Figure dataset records
····················

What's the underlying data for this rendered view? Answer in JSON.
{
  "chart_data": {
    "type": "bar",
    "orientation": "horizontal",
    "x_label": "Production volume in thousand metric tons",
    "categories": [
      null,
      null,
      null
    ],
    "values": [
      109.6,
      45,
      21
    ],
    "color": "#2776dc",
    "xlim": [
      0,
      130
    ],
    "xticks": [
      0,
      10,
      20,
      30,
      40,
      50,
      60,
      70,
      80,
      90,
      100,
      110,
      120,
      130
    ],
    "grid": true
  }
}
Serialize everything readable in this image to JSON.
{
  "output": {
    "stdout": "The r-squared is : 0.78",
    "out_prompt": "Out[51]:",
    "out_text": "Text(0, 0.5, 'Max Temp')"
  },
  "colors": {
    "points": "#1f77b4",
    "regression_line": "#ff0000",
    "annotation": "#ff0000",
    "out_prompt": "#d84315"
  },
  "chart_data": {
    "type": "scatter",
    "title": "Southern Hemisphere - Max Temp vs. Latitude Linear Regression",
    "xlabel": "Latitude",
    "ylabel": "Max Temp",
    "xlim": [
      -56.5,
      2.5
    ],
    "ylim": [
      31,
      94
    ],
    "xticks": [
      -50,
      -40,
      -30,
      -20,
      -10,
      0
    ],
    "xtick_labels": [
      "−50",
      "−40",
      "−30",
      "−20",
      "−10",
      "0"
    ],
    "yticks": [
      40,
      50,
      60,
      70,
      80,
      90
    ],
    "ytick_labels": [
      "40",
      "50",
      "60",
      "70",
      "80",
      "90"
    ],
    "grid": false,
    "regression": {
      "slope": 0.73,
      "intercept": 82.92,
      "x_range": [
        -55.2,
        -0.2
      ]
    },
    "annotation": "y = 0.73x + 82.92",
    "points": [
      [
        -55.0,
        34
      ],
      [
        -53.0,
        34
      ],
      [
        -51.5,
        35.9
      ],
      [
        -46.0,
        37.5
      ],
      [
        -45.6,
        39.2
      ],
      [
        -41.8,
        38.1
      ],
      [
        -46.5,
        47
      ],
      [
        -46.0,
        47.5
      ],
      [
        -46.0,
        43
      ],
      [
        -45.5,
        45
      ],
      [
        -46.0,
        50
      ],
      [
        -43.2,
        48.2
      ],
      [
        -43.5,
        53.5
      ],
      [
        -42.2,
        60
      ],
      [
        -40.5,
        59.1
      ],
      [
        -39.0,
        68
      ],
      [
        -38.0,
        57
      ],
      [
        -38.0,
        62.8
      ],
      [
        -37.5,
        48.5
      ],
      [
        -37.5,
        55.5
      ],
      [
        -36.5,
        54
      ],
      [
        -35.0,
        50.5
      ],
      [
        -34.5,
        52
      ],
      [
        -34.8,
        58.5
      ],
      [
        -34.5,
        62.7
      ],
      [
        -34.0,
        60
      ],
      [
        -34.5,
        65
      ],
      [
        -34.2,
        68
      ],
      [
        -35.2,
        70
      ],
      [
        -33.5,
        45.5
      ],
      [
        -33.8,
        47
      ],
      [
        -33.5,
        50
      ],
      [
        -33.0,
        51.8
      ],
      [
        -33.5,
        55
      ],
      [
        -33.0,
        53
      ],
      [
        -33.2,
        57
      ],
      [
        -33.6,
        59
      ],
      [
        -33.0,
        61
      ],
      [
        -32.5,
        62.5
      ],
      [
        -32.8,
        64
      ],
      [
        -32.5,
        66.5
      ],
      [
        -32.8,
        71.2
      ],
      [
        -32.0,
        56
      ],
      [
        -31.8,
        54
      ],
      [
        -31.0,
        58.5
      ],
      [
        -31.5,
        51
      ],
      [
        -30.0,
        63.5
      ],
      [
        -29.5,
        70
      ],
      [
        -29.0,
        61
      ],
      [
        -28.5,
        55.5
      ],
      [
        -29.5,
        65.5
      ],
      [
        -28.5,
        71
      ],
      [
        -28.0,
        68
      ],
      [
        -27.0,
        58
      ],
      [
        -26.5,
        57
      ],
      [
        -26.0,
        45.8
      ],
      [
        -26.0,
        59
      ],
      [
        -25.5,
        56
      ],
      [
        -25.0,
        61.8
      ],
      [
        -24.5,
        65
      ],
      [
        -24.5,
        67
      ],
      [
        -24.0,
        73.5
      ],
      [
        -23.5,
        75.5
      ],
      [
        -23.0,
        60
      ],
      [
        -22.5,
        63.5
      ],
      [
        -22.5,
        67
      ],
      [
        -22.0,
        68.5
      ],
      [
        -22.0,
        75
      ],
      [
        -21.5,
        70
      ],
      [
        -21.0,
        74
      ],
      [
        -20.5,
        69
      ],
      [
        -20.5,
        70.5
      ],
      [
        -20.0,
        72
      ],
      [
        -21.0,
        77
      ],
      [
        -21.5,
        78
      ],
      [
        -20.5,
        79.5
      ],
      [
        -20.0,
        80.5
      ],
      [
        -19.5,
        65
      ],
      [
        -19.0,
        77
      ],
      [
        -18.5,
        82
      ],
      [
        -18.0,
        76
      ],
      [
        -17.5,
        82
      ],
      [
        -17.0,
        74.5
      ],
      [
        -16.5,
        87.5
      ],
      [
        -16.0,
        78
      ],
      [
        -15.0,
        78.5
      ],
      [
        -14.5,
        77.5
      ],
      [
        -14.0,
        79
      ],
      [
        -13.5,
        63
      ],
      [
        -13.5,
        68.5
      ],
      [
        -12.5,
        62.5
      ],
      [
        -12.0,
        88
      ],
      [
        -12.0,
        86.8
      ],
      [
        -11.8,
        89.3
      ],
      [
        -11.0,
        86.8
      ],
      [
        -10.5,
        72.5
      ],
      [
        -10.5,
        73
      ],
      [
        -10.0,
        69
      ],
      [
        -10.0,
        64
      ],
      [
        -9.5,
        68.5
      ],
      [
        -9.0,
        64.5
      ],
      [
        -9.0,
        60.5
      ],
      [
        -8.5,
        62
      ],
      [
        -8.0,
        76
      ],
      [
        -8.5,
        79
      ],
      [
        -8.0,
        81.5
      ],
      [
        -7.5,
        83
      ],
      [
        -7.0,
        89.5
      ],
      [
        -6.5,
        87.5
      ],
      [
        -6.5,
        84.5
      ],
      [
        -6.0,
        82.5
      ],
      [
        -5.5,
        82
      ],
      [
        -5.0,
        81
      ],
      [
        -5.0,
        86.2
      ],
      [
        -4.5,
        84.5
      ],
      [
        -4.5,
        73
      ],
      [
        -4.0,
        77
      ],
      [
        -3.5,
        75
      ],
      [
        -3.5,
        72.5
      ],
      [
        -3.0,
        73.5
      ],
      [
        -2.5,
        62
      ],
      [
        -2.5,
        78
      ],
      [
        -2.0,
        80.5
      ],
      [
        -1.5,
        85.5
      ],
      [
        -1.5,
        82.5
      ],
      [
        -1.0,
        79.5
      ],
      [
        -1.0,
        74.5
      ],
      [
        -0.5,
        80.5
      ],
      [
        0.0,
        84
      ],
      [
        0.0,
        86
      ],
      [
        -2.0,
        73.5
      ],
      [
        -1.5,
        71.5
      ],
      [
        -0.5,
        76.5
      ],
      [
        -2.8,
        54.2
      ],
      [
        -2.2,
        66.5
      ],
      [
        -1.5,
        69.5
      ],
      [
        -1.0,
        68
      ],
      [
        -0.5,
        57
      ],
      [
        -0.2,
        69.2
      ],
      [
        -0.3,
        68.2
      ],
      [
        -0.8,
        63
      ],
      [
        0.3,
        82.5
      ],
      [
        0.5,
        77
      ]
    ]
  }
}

····················

> [TASK INSTRUCTIONS]: Exactly reproduce all of the entries.

> [EXERCISE ANSWER]:
What's the underlying data for this rendered view? Answer in JSON.
{
  "chart_data": {
    "type": "bar",
    "orientation": "horizontal",
    "x_label": "Production volume in thousand metric tons",
    "categories": [
      null,
      null,
      null
    ],
    "values": [
      109.6,
      45,
      21
    ],
    "color": "#2776dc",
    "xlim": [
      0,
      130
    ],
    "xticks": [
      0,
      10,
      20,
      30,
      40,
      50,
      60,
      70,
      80,
      90,
      100,
      110,
      120,
      130
    ],
    "grid": true
  }
}
Serialize everything readable in this image to JSON.
{
  "output": {
    "stdout": "The r-squared is : 0.78",
    "out_prompt": "Out[51]:",
    "out_text": "Text(0, 0.5, 'Max Temp')"
  },
  "colors": {
    "points": "#1f77b4",
    "regression_line": "#ff0000",
    "annotation": "#ff0000",
    "out_prompt": "#d84315"
  },
  "chart_data": {
    "type": "scatter",
    "title": "Southern Hemisphere - Max Temp vs. Latitude Linear Regression",
    "xlabel": "Latitude",
    "ylabel": "Max Temp",
    "xlim": [
      -56.5,
      2.5
    ],
    "ylim": [
      31,
      94
    ],
    "xticks": [
      -50,
      -40,
      -30,
      -20,
      -10,
      0
    ],
    "xtick_labels": [
      "−50",
      "−40",
      "−30",
      "−20",
      "−10",
      "0"
    ],
    "yticks": [
      40,
      50,
      60,
      70,
      80,
      90
    ],
    "ytick_labels": [
      "40",
      "50",
      "60",
      "70",
      "80",
      "90"
    ],
    "grid": false,
    "regression": {
      "slope": 0.73,
      "intercept": 82.92,
      "x_range": [
        -55.2,
        -0.2
      ]
    },
    "annotation": "y = 0.73x + 82.92",
    "points": [
      [
        -55.0,
        34
      ],
      [
        -53.0,
        34
      ],
      [
        -51.5,
        35.9
      ],
      [
        -46.0,
        37.5
      ],
      [
        -45.6,
        39.2
      ],
      [
        -41.8,
        38.1
      ],
      [
        -46.5,
        47
      ],
      [
        -46.0,
        47.5
      ],
      [
        -46.0,
        43
      ],
      [
        -45.5,
        45
      ],
      [
        -46.0,
        50
      ],
      [
        -43.2,
        48.2
      ],
      [
        -43.5,
        53.5
      ],
      [
        -42.2,
        60
      ],
      [
        -40.5,
        59.1
      ],
      [
        -39.0,
        68
      ],
      [
        -38.0,
        57
      ],
      [
        -38.0,
        62.8
      ],
      [
        -37.5,
        48.5
      ],
      [
        -37.5,
        55.5
      ],
      [
        -36.5,
        54
      ],
      [
        -35.0,
        50.5
      ],
      [
        -34.5,
        52
      ],
      [
        -34.8,
        58.5
      ],
      [
        -34.5,
        62.7
      ],
      [
        -34.0,
        60
      ],
      [
        -34.5,
        65
      ],
      [
        -34.2,
        68
      ],
      [
        -35.2,
        70
      ],
      [
        -33.5,
        45.5
      ],
      [
        -33.8,
        47
      ],
      [
        -33.5,
        50
      ],
      [
        -33.0,
        51.8
      ],
      [
        -33.5,
        55
      ],
      [
        -33.0,
        53
      ],
      [
        -33.2,
        57
      ],
      [
        -33.6,
        59
      ],
      [
        -33.0,
        61
      ],
      [
        -32.5,
        62.5
      ],
      [
        -32.8,
        64
      ],
      [
        -32.5,
        66.5
      ],
      [
        -32.8,
        71.2
      ],
      [
        -32.0,
        56
      ],
      [
        -31.8,
        54
      ],
      [
        -31.0,
        58.5
      ],
      [
        -31.5,
        51
      ],
      [
        -30.0,
        63.5
      ],
      [
        -29.5,
        70
      ],
      [
        -29.0,
        61
      ],
      [
        -28.5,
        55.5
      ],
      [
        -29.5,
        65.5
      ],
      [
        -28.5,
        71
      ],
      [
        -28.0,
        68
      ],
      [
        -27.0,
        58
      ],
      [
        -26.5,
        57
      ],
      [
        -26.0,
        45.8
      ],
      [
        -26.0,
        59
      ],
      [
        -25.5,
        56
      ],
      [
        -25.0,
        61.8
      ],
      [
        -24.5,
        65
      ],
      [
        -24.5,
        67
      ],
      [
        -24.0,
        73.5
      ],
      [
        -23.5,
        75.5
      ],
      [
        -23.0,
        60
      ],
      [
        -22.5,
        63.5
      ],
      [
        -22.5,
        67
      ],
      [
        -22.0,
        68.5
      ],
      [
        -22.0,
        75
      ],
      [
        -21.5,
        70
      ],
      [
        -21.0,
        74
      ],
      [
        -20.5,
        69
      ],
      [
        -20.5,
        70.5
      ],
      [
        -20.0,
        72
      ],
      [
        -21.0,
        77
      ],
      [
        -21.5,
        78
      ],
      [
        -20.5,
        79.5
      ],
      [
        -20.0,
        80.5
      ],
      [
        -19.5,
        65
      ],
      [
        -19.0,
        77
      ],
      [
        -18.5,
        82
      ],
      [
        -18.0,
        76
      ],
      [
        -17.5,
        82
      ],
      [
        -17.0,
        74.5
      ],
      [
        -16.5,
        87.5
      ],
      [
        -16.0,
        78
      ],
      [
        -15.0,
        78.5
      ],
      [
        -14.5,
        77.5
      ],
      [
        -14.0,
        79
      ],
      [
        -13.5,
        63
      ],
      [
        -13.5,
        68.5
      ],
      [
        -12.5,
        62.5
      ],
      [
        -12.0,
        88
      ],
      [
        -12.0,
        86.8
      ],
      [
        -11.8,
        89.3
      ],
      [
        -11.0,
        86.8
      ],
      [
        -10.5,
        72.5
      ],
      [
        -10.5,
        73
      ],
      [
        -10.0,
        69
      ],
      [
        -10.0,
        64
      ],
      [
        -9.5,
        68.5
      ],
      [
        -9.0,
        64.5
      ],
      [
        -9.0,
        60.5
      ],
      [
        -8.5,
        62
      ],
      [
        -8.0,
        76
      ],
      [
        -8.5,
        79
      ],
      [
        -8.0,
        81.5
      ],
      [
        -7.5,
        83
      ],
      [
        -7.0,
        89.5
      ],
      [
        -6.5,
        87.5
      ],
      [
        -6.5,
        84.5
      ],
      [
        -6.0,
        82.5
      ],
      [
        -5.5,
        82
      ],
      [
        -5.0,
        81
      ],
      [
        -5.0,
        86.2
      ],
      [
        -4.5,
        84.5
      ],
      [
        -4.5,
        73
      ],
      [
        -4.0,
        77
      ],
      [
        -3.5,
        75
      ],
      [
        -3.5,
        72.5
      ],
      [
        -3.0,
        73.5
      ],
      [
        -2.5,
        62
      ],
      [
        -2.5,
        78
      ],
      [
        -2.0,
        80.5
      ],
      [
        -1.5,
        85.5
      ],
      [
        -1.5,
        82.5
      ],
      [
        -1.0,
        79.5
      ],
      [
        -1.0,
        74.5
      ],
      [
        -0.5,
        80.5
      ],
      [
        0.0,
        84
      ],
      [
        0.0,
        86
      ],
      [
        -2.0,
        73.5
      ],
      [
        -1.5,
        71.5
      ],
      [
        -0.5,
        76.5
      ],
      [
        -2.8,
        54.2
      ],
      [
        -2.2,
        66.5
      ],
      [
        -1.5,
        69.5
      ],
      [
        -1.0,
        68
      ],
      [
        -0.5,
        57
      ],
      [
        -0.2,
        69.2
      ],
      [
        -0.3,
        68.2
      ],
      [
        -0.8,
        63
      ],
      [
        0.3,
        82.5
      ],
      [
        0.5,
        77
      ]
    ]
  }
}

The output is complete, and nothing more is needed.